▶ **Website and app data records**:
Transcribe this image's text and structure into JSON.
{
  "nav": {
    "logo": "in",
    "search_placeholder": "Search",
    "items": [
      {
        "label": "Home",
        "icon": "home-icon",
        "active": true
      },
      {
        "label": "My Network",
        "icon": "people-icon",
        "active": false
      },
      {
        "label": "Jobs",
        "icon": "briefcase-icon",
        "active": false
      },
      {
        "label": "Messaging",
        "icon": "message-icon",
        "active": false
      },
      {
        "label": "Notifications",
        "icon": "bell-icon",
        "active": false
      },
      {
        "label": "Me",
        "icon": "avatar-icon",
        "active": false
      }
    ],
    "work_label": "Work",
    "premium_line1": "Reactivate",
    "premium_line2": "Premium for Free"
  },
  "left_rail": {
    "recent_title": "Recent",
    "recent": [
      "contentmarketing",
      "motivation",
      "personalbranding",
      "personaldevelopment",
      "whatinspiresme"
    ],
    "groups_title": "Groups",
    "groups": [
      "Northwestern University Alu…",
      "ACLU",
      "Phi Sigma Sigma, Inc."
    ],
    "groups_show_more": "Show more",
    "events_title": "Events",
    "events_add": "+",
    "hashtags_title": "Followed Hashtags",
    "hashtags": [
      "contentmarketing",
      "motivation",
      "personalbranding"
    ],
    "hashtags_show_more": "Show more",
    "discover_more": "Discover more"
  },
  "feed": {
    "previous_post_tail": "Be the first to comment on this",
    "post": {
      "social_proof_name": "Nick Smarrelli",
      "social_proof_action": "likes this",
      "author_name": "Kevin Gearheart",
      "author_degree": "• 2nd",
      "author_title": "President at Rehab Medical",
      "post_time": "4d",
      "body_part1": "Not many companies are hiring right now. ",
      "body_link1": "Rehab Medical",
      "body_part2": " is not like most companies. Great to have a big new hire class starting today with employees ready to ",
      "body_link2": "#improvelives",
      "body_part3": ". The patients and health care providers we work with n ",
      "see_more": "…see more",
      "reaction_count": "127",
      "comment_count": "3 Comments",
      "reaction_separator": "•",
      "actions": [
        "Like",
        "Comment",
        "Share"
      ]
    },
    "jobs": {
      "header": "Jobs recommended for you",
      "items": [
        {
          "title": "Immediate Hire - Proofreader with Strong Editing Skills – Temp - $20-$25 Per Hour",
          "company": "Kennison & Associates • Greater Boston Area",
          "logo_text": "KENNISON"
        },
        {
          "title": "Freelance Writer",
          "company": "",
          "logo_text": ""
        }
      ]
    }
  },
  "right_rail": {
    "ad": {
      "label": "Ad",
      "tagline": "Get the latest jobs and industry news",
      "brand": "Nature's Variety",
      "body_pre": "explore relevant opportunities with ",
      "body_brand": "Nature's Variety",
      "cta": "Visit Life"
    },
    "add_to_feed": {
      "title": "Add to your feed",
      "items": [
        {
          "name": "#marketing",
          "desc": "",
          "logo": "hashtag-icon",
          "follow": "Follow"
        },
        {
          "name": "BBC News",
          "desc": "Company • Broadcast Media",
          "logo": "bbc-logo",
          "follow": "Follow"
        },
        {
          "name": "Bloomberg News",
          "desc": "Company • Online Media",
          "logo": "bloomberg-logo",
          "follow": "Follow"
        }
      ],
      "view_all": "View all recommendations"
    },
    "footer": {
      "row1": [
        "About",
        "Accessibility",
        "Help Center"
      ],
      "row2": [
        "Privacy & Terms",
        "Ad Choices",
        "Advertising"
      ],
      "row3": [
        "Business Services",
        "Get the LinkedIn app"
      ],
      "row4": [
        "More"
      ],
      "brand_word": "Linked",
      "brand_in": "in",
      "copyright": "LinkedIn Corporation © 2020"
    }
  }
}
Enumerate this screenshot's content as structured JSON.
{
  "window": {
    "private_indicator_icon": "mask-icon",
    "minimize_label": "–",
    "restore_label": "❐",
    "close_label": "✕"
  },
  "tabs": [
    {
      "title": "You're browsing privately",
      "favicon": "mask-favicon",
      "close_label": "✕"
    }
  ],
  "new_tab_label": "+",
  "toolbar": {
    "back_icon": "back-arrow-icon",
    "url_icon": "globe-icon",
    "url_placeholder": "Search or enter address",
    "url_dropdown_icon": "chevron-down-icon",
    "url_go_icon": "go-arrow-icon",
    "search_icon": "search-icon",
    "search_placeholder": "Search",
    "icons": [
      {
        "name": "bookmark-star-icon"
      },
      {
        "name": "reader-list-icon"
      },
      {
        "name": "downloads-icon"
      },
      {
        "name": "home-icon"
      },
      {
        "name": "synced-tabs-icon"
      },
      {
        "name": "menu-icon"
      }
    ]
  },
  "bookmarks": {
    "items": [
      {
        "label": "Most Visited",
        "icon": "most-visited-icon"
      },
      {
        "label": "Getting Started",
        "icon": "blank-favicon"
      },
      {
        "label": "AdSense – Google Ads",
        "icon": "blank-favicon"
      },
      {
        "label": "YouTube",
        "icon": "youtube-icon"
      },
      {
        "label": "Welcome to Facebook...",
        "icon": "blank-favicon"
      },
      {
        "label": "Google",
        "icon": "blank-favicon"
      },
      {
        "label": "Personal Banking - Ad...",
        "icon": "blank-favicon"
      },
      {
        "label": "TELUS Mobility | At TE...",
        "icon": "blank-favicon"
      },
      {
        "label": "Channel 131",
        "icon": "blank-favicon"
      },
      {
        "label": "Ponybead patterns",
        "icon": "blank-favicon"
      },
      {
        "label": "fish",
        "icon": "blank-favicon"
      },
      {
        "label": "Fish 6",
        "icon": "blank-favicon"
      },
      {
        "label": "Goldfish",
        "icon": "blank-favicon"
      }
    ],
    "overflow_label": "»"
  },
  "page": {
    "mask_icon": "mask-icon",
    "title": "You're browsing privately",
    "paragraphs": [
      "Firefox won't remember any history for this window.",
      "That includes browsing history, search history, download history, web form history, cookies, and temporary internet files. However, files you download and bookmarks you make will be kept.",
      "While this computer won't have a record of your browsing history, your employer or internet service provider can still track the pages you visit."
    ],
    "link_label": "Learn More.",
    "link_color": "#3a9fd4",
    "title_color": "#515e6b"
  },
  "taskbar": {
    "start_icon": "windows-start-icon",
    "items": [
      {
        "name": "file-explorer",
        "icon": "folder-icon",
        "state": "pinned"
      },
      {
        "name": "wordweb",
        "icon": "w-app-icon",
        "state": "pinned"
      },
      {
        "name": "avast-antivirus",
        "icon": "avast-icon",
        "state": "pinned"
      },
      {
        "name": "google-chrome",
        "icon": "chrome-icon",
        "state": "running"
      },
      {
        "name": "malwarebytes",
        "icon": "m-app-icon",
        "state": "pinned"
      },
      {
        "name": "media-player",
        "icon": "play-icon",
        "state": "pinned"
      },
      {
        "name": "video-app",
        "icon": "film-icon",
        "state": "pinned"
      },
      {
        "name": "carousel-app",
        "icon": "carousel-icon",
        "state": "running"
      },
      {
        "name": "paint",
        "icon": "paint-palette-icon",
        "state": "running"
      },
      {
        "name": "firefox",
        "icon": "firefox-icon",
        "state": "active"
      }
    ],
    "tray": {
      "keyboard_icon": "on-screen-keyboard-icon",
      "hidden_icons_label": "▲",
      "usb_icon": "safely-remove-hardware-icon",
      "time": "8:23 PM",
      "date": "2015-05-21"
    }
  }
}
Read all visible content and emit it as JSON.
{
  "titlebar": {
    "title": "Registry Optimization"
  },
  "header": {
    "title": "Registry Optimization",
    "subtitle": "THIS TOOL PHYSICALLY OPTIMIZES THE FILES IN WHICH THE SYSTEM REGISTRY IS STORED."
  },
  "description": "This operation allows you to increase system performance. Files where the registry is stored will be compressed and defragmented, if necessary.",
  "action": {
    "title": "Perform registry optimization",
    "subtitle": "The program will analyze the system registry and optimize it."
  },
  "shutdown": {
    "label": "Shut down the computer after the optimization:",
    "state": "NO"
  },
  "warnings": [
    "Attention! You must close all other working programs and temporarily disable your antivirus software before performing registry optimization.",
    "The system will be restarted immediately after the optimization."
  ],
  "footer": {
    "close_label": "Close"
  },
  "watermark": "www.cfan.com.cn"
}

▶ **Goal of the exercise**: The lines to copy are those above that contain the string "antivirus".

▶ **Answer to this exercise**:
        "name": "avast-antivirus",
    "Attention! You must close all other working programs and temporarily disable your antivirus software before performing registry optimization.",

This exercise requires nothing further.